- _Exercise aim_:
Please list all lines of the material below in which the string "Valuma" occurs.

Figure contents as structured data:
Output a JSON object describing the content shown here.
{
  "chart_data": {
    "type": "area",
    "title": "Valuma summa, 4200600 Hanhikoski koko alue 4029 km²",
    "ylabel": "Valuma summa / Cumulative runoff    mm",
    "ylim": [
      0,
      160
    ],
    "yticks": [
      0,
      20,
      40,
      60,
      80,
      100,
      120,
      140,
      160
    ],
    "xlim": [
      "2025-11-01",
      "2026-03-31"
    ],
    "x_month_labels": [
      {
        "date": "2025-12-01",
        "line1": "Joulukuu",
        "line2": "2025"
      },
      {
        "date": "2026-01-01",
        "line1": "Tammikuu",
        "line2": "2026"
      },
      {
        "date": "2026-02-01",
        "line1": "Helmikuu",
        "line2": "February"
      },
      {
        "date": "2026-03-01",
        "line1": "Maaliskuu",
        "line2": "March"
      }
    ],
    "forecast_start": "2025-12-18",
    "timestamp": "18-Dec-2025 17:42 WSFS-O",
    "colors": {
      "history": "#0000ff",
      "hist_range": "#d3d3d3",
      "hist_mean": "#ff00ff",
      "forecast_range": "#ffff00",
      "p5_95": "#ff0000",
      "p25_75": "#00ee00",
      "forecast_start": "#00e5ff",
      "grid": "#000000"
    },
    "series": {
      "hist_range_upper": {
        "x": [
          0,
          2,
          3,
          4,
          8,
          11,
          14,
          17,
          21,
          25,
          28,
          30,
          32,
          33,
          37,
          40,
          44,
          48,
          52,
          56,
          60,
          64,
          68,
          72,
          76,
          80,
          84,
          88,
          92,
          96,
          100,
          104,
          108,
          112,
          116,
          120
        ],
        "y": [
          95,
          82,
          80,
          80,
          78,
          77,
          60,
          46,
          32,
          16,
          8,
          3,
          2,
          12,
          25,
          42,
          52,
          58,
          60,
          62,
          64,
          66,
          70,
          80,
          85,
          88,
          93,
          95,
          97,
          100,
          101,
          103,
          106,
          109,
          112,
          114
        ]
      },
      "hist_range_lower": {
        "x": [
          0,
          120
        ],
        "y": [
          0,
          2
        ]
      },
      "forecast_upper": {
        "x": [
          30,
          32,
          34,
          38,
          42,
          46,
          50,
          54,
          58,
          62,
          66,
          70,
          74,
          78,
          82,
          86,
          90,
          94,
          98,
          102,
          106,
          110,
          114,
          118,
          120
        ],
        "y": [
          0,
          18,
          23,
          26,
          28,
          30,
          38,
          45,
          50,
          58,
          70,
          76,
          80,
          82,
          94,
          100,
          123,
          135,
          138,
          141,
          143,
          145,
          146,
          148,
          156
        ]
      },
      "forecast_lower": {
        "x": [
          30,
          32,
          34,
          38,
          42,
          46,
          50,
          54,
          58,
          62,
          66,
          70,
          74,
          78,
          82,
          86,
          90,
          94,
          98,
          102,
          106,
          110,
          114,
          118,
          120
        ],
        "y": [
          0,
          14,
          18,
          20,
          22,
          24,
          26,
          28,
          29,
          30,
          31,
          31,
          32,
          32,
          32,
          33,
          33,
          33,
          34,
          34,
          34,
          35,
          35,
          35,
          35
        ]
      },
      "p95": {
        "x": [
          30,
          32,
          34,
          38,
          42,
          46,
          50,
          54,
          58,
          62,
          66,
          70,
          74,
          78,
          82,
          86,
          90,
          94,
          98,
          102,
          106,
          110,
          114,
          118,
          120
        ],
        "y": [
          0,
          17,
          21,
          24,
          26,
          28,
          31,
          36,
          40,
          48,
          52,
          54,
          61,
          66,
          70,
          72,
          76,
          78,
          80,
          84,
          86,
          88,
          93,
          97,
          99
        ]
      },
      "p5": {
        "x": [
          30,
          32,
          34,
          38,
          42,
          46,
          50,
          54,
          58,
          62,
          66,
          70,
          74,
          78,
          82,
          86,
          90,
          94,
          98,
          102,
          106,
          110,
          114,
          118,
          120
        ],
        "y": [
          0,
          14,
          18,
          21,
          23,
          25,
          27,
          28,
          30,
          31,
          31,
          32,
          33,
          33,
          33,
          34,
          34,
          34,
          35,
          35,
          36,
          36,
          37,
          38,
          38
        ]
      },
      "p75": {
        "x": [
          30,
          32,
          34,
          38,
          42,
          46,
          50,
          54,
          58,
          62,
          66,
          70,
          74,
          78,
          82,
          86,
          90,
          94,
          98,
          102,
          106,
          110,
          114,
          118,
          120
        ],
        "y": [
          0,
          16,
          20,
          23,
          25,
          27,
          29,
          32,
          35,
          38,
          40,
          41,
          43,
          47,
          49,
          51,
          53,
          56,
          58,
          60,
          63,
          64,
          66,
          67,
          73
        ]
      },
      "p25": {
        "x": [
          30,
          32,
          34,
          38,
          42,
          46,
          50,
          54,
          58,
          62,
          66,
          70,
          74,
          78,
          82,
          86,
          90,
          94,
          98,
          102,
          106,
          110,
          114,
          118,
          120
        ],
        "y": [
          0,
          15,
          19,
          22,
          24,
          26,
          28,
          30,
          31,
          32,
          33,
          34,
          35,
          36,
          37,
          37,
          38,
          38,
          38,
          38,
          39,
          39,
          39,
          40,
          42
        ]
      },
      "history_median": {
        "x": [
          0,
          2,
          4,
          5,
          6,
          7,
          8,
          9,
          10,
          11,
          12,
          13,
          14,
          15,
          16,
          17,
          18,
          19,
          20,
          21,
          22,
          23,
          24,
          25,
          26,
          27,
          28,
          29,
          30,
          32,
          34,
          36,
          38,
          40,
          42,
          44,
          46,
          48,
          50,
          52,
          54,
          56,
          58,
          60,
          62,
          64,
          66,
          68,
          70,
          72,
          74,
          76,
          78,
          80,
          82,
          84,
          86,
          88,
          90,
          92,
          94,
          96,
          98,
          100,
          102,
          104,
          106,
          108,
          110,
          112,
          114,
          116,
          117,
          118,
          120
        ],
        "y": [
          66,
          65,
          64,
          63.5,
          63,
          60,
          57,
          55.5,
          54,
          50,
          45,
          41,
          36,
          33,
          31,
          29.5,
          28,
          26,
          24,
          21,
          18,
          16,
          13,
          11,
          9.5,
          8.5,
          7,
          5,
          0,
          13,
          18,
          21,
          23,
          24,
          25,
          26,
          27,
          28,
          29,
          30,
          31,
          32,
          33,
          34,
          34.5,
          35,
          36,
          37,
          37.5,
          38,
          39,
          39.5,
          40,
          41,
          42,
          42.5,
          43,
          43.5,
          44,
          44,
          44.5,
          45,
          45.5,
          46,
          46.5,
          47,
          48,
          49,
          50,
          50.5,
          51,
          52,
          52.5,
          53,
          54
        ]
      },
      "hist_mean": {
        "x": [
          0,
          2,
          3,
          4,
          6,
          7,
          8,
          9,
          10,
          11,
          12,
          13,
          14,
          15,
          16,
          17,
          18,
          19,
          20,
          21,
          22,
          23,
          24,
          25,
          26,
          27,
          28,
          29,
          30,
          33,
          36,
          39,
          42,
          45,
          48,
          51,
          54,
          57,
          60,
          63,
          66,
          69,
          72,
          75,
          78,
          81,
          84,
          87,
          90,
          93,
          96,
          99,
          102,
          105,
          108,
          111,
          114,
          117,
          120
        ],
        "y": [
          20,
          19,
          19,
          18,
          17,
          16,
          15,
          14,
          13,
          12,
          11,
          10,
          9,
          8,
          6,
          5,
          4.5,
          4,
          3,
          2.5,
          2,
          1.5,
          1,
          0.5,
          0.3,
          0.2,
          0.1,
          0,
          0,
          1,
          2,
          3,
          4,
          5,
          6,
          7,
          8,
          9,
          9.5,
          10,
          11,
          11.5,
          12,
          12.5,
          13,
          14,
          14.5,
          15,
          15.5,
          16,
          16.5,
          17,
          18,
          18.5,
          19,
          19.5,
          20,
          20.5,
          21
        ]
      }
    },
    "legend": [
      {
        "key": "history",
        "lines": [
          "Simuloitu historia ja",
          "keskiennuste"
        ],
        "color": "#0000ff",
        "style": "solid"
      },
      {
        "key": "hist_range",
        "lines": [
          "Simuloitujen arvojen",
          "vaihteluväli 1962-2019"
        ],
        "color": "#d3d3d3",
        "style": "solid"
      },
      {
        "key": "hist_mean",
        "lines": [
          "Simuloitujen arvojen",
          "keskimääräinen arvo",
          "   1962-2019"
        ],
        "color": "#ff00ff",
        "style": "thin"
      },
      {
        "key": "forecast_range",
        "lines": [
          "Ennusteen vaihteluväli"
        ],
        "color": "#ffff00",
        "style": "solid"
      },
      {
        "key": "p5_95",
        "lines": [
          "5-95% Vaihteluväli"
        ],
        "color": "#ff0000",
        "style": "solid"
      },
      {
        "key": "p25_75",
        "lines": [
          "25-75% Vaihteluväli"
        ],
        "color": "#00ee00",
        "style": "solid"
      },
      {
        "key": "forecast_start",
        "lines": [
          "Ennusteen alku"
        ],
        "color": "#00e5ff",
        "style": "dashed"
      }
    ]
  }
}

- _Exercise result_:
    "title": "Valuma summa, 4200600 Hanhikoski koko alue 4029 km²",
    "ylabel": "Valuma summa / Cumulative runoff    mm",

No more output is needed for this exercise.